(Extracted data entries)
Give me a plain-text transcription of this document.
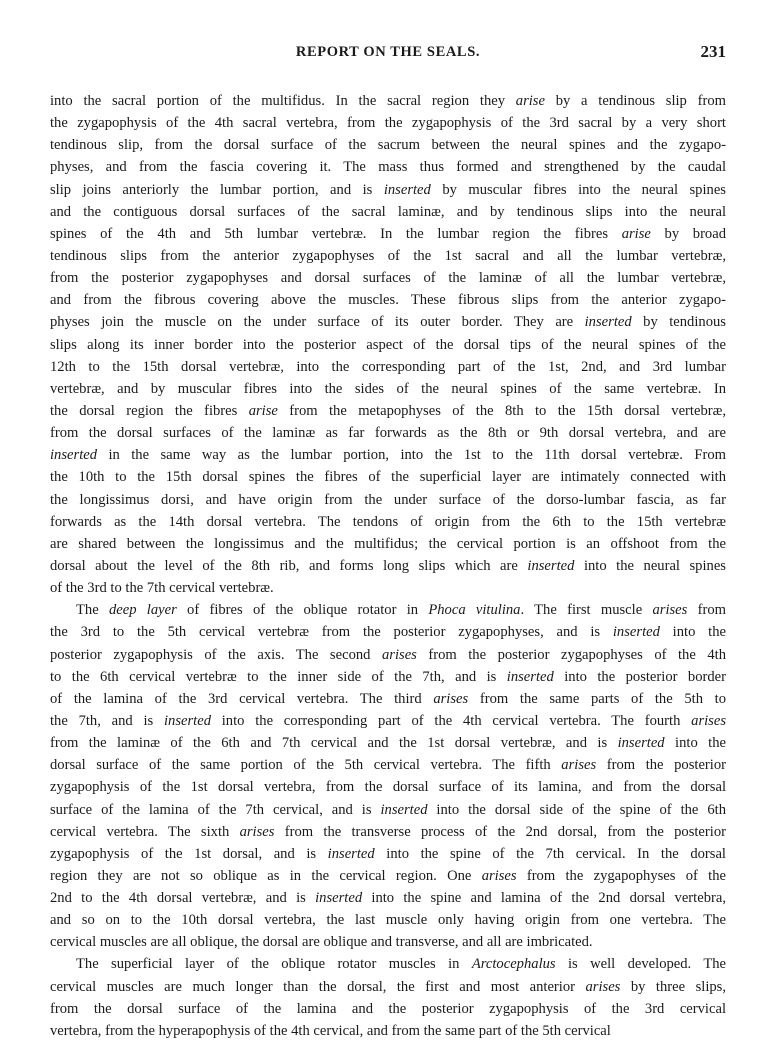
REPORT ON THE SEALS.	231
into the sacral portion of the multifidus. In the sacral region they arise by a tendinous slip from
the zygapophysis of the 4th sacral vertebra, from the zygapophysis of the 3rd sacral by a very short
tendinous slip, from the dorsal surface of the sacrum between the neural spines and the zygapo-
physes, and from the fascia covering it. The mass thus formed and strengthened by the caudal
slip joins anteriorly the lumbar portion, and is inserted by muscular fibres into the neural spines
and the contiguous dorsal surfaces of the sacral laminæ, and by tendinous slips into the neural
spines of the 4th and 5th lumbar vertebræ. In the lumbar region the fibres arise by broad
tendinous slips from the anterior zygapophyses of the 1st sacral and all the lumbar vertebræ,
from the posterior zygapophyses and dorsal surfaces of the laminæ of all the lumbar vertebræ,
and from the fibrous covering above the muscles. These fibrous slips from the anterior zygapo-
physes join the muscle on the under surface of its outer border. They are inserted by tendinous
slips along its inner border into the posterior aspect of the dorsal tips of the neural spines of the
12th to the 15th dorsal vertebræ, into the corresponding part of the 1st, 2nd, and 3rd lumbar
vertebræ, and by muscular fibres into the sides of the neural spines of the same vertebræ. In
the dorsal region the fibres arise from the metapophyses of the 8th to the 15th dorsal vertebræ,
from the dorsal surfaces of the laminæ as far forwards as the 8th or 9th dorsal vertebra, and are
inserted in the same way as the lumbar portion, into the 1st to the 11th dorsal vertebræ. From
the 10th to the 15th dorsal spines the fibres of the superficial layer are intimately connected with
the longissimus dorsi, and have origin from the under surface of the dorso-lumbar fascia, as far
forwards as the 14th dorsal vertebra. The tendons of origin from the 6th to the 15th vertebræ
are shared between the longissimus and the multifidus; the cervical portion is an offshoot from the
dorsal about the level of the 8th rib, and forms long slips which are inserted into the neural spines
of the 3rd to the 7th cervical vertebræ.
The deep layer of fibres of the oblique rotator in Phoca vitulina. The first muscle arises from
the 3rd to the 5th cervical vertebræ from the posterior zygapophyses, and is inserted into the
posterior zygapophysis of the axis. The second arises from the posterior zygapophyses of the 4th
to the 6th cervical vertebræ to the inner side of the 7th, and is inserted into the posterior border
of the lamina of the 3rd cervical vertebra. The third arises from the same parts of the 5th to
the 7th, and is inserted into the corresponding part of the 4th cervical vertebra. The fourth arises
from the laminæ of the 6th and 7th cervical and the 1st dorsal vertebræ, and is inserted into the
dorsal surface of the same portion of the 5th cervical vertebra. The fifth arises from the posterior
zygapophysis of the 1st dorsal vertebra, from the dorsal surface of its lamina, and from the dorsal
surface of the lamina of the 7th cervical, and is inserted into the dorsal side of the spine of the 6th
cervical vertebra. The sixth arises from the transverse process of the 2nd dorsal, from the posterior
zygapophysis of the 1st dorsal, and is inserted into the spine of the 7th cervical. In the dorsal
region they are not so oblique as in the cervical region. One arises from the zygapophyses of the
2nd to the 4th dorsal vertebræ, and is inserted into the spine and lamina of the 2nd dorsal vertebra,
and so on to the 10th dorsal vertebra, the last muscle only having origin from one vertebra. The
cervical muscles are all oblique, the dorsal are oblique and transverse, and all are imbricated.
The superficial layer of the oblique rotator muscles in Arctocephalus is well developed. The
cervical muscles are much longer than the dorsal, the first and most anterior arises by three slips,
from the dorsal surface of the lamina and the posterior zygapophysis of the 3rd cervical
vertebra, from the hyperapophysis of the 4th cervical, and from the same part of the 5th cervical
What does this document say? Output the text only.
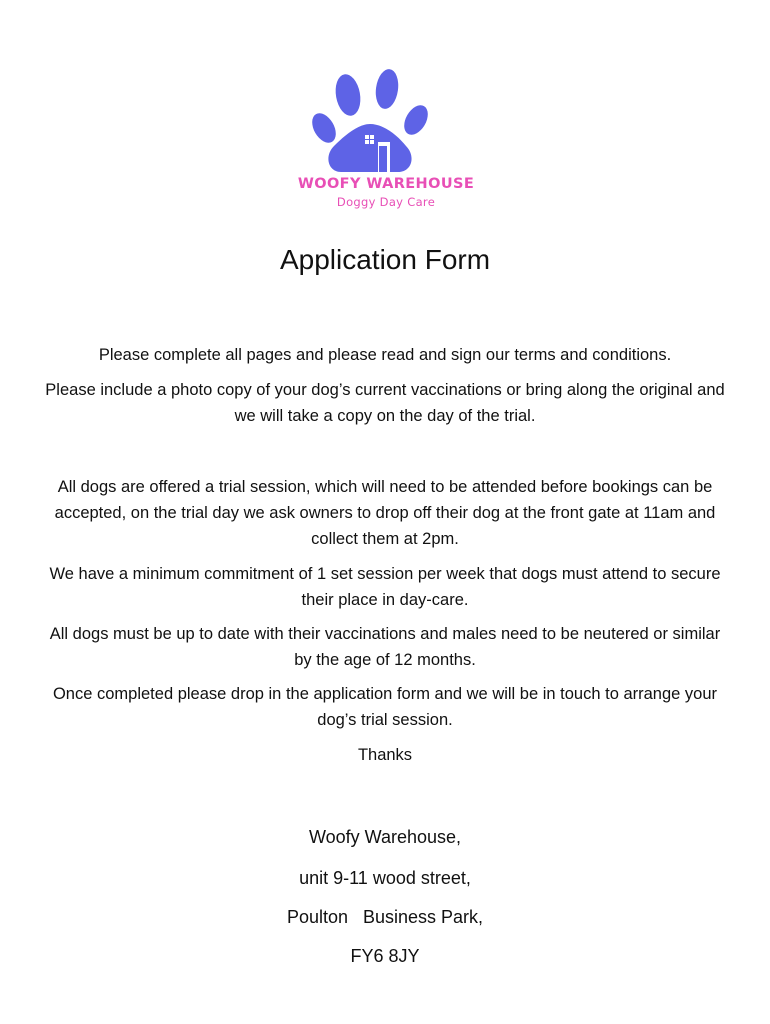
WOOFY WAREHOUSE
Doggy Day Care
Application Form

Please complete all pages and please read and sign our terms and conditions.

Please include a photo copy of your dog’s current vaccinations or bring along the original and we will take a copy on the day of the trial.

All dogs are offered a trial session, which will need to be attended before bookings can be accepted, on the trial day we ask owners to drop off their dog at the front gate at 11am and collect them at 2pm.

We have a minimum commitment of 1 set session per week that dogs must attend to secure their place in day-care.

All dogs must be up to date with their vaccinations and males need to be neutered or similar by the age of 12 months.

Once completed please drop in the application form and we will be in touch to arrange your dog’s trial session.

Thanks

Woofy Warehouse,

unit 9-11 wood street,

Poulton   Business Park,

FY6 8JY
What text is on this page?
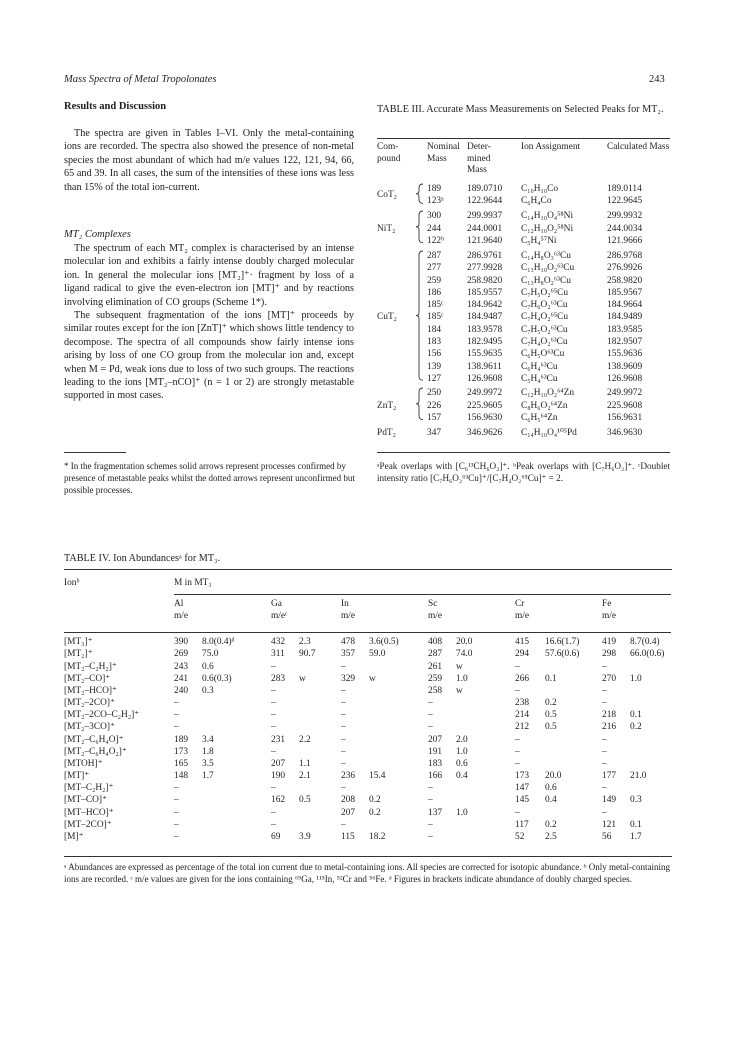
Mass Spectra of Metal Tropolonates	243
Results and Discussion

The spectra are given in Tables I–VI. Only the metal-containing ions are recorded. The spectra also showed the presence of non-metal species the most abundant of which had m/e values 122, 121, 94, 66, 65 and 39. In all cases, the sum of the intensities of these ions was less than 15% of the total ion-current.

MT₂ Complexes

The spectrum of each MT₂ complex is characterised by an intense molecular ion and exhibits a fairly intense doubly charged molecular ion. In general the molecular ions [MT₂]⁺· fragment by loss of a ligand radical to give the even-electron ion [MT]⁺ and by reactions involving elimination of CO groups (Scheme 1*).

The subsequent fragmentation of the ions [MT]⁺ proceeds by similar routes except for the ion [ZnT]⁺ which shows little tendency to decompose. The spectra of all compounds show fairly intense ions arising by loss of one CO group from the molecular ion and, except when M = Pd, weak ions due to loss of two such groups. The reactions leading to the ions [MT₂–nCO]⁺ (n = 1 or 2) are strongly metastable supported in most cases.

* In the fragmentation schemes solid arrows represent processes confirmed by presence of metastable peaks whilst the dotted arrows represent unconfirmed but possible processes.
TABLE III. Accurate Mass Measurements on Selected Peaks for MT₂.
Com- pound	Nominal Mass		Deter- mined Mass	Ion Assignment	Calculated Mass
CoT₂		189	189.0710	C₁₀H₁₀Co	189.0114
		123ᵃ	122.9644	C₆H₄Co	122.9645
NiT₂		300	299.9937	C₁₄H₁₀O₄⁵⁸Ni	299.9932
		244	244.0001	C₁₂H₁₀O₂⁵⁸Ni	244.0034
		122ᵇ	121.9640	C₅H₄⁵⁷Ni	121.9666
CuT₂		287	286.9761	C₁₄H₈O₃⁶³Cu	286.9768
		277	277.9928	C₁₃H₁₀O₂⁶³Cu	276.9926
		259	258.9820	C₁₃H₈O₂⁶³Cu	258.9820
		186	185.9557	C₇H₅O₂⁶⁵Cu	185.9567
		185ᶜ	184.9642	C₇H₆O₂⁶³Cu	184.9664
		185ᶜ	184.9487	C₇H₄O₂⁶⁵Cu	184.9489
		184	183.9578	C₇H₅O₂⁶³Cu	183.9585
		183	182.9495	C₇H₄O₂⁶³Cu	182.9507
		156	155.9635	C₆H₅O⁶³Cu	155.9636
		139	138.9611	C₆H₄⁶³Cu	138.9609
		127	126.9608	C₅H₄⁶³Cu	126.9608
ZnT₂		250	249.9972	C₁₂H₁₀O₂⁶⁴Zn	249.9972
		226	225.9605	C₈H₆O₂⁶⁴Zn	225.9608
		157	156.9630	C₆H₅⁶⁴Zn	156.9631
PdT₂		347	346.9626	C₁₄H₁₀O₄¹⁰⁵Pd	346.9630
ᵃPeak overlaps with [C₆¹³CH₆O₂]⁺. ᵇPeak overlaps with [C₇H₆O₂]⁺. ᶜDoublet intensity ratio [C₇H₆O₂⁶³Cu]⁺/[C₇H₄O₂⁶⁵Cu]⁺ = 2.
TABLE IV. Ion Abundancesᵃ for MT₃.
Ionᵇ	M in MT₃											

	Al		Ga		In		Sc		Cr		Fe	
	m/e		m/eᶜ		m/e		m/e		m/e		m/e	

[MT₃]⁺	390	8.0(0.4)ᵈ	432	2.3	478	3.6(0.5)	408	20.0	415	16.6(1.7)	419	8.7(0.4)
[MT₂]⁺	269	75.0	311	90.7	357	59.0	287	74.0	294	57.6(0.6)	298	66.0(0.6)
[MT₂–C₂H₂]⁺	243	0.6	–		–		261	w	–		–	
[MT₂–CO]⁺	241	0.6(0.3)	283	w	329	w	259	1.0	266	0.1	270	1.0
[MT₂–HCO]⁺	240	0.3	–		–		258	w	–		–	
[MT₂–2CO]⁺	–		–		–		–		238	0.2	–	
[MT₂–2CO–C₂H₂]⁺	–		–		–		–		214	0.5	218	0.1
[MT₂–3CO]⁺	–		–		–		–		212	0.5	216	0.2
[MT₂–C₆H₄O]⁺	189	3.4	231	2.2	–		207	2.0	–		–	
[MT₂–C₆H₄O₂]⁺	173	1.8	–		–		191	1.0	–		–	
[MTOH]⁺	165	3.5	207	1.1	–		183	0.6	–		–	
[MT]⁺	148	1.7	190	2.1	236	15.4	166	0.4	173	20.0	177	21.0
[MT–C₂H₂]⁺	–		–		–		–		147	0.6	–	
[MT–CO]⁺	–		162	0.5	208	0.2	–		145	0.4	149	0.3
[MT–HCO]⁺	–		–		207	0.2	137	1.0	–		–	
[MT–2CO]⁺	–		–		–		–		117	0.2	121	0.1
[M]⁺	–		69	3.9	115	18.2	–		52	2.5	56	1.7
ᵃ Abundances are expressed as percentage of the total ion current due to metal-containing ions. All species are corrected for isotopic abundance. ᵇ Only metal-containing ions are recorded. ᶜ m/e values are given for the ions containing ⁶⁹Ga, ¹¹⁵In, ⁵²Cr and ⁵⁶Fe. ᵈ Figures in brackets indicate abundance of doubly charged species.
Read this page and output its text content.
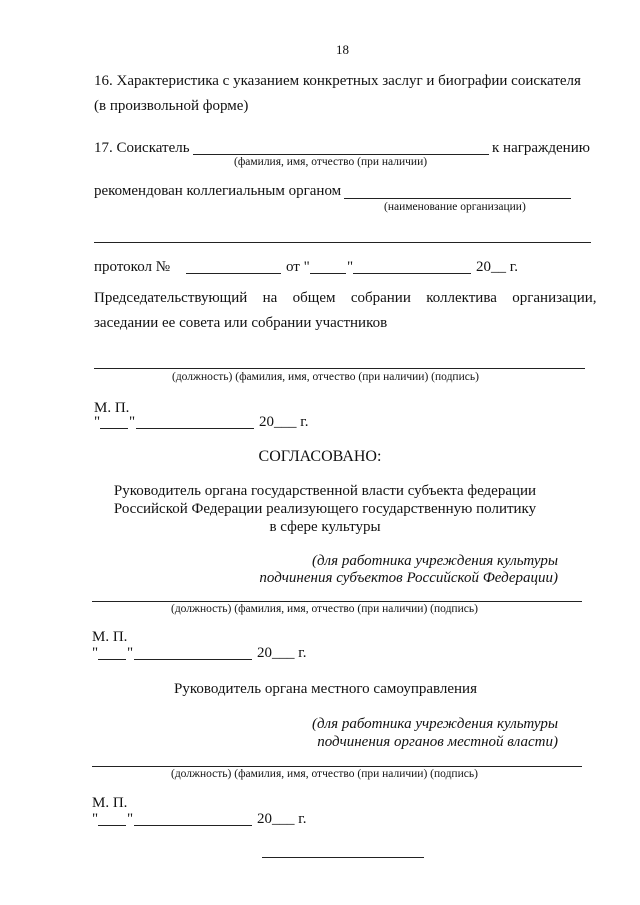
18
16. Характеристика с указанием конкретных заслуг и биографии соискателя
(в произвольной форме)
17. Соискатель	к награждению
(фамилия, имя, отчество (при наличии)
рекомендован коллегиальным органом
(наименование организации)
протокол №	от " "	20__ г.
Председательствующий на общем собрании коллектива организации,
заседании ее совета или собрании участников
(должность) (фамилия, имя, отчество (при наличии) (подпись)
М. П.
" "	20___ г.
СОГЛАСОВАНО:
Руководитель органа государственной власти субъекта федерации
Российской Федерации реализующего государственную политику
в сфере культуры
(для работника учреждения культуры
подчинения субъектов Российской Федерации)
(должность) (фамилия, имя, отчество (при наличии) (подпись)
М. П.
" "	20___ г.
Руководитель органа местного самоуправления
(для работника учреждения культуры
подчинения органов местной власти)
(должность) (фамилия, имя, отчество (при наличии) (подпись)
М. П.
" "	20___ г.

Problem to work on: Extract all lines from the material above that include the word "slips".

Result of this task:
and the contiguous dorsal surfaces of the sacral laminæ, and by tendinous slips into the neural
tendinous slips from the anterior zygapophyses of the 1st sacral and all the lumbar vertebræ,
and from the fibrous covering above the muscles. These fibrous slips from the anterior zygapo-
slips along its inner border into the posterior aspect of the dorsal tips of the neural spines of the
dorsal about the level of the 8th rib, and forms long slips which are inserted into the neural spines
cervical muscles are much longer than the dorsal, the first and most anterior arises by three slips,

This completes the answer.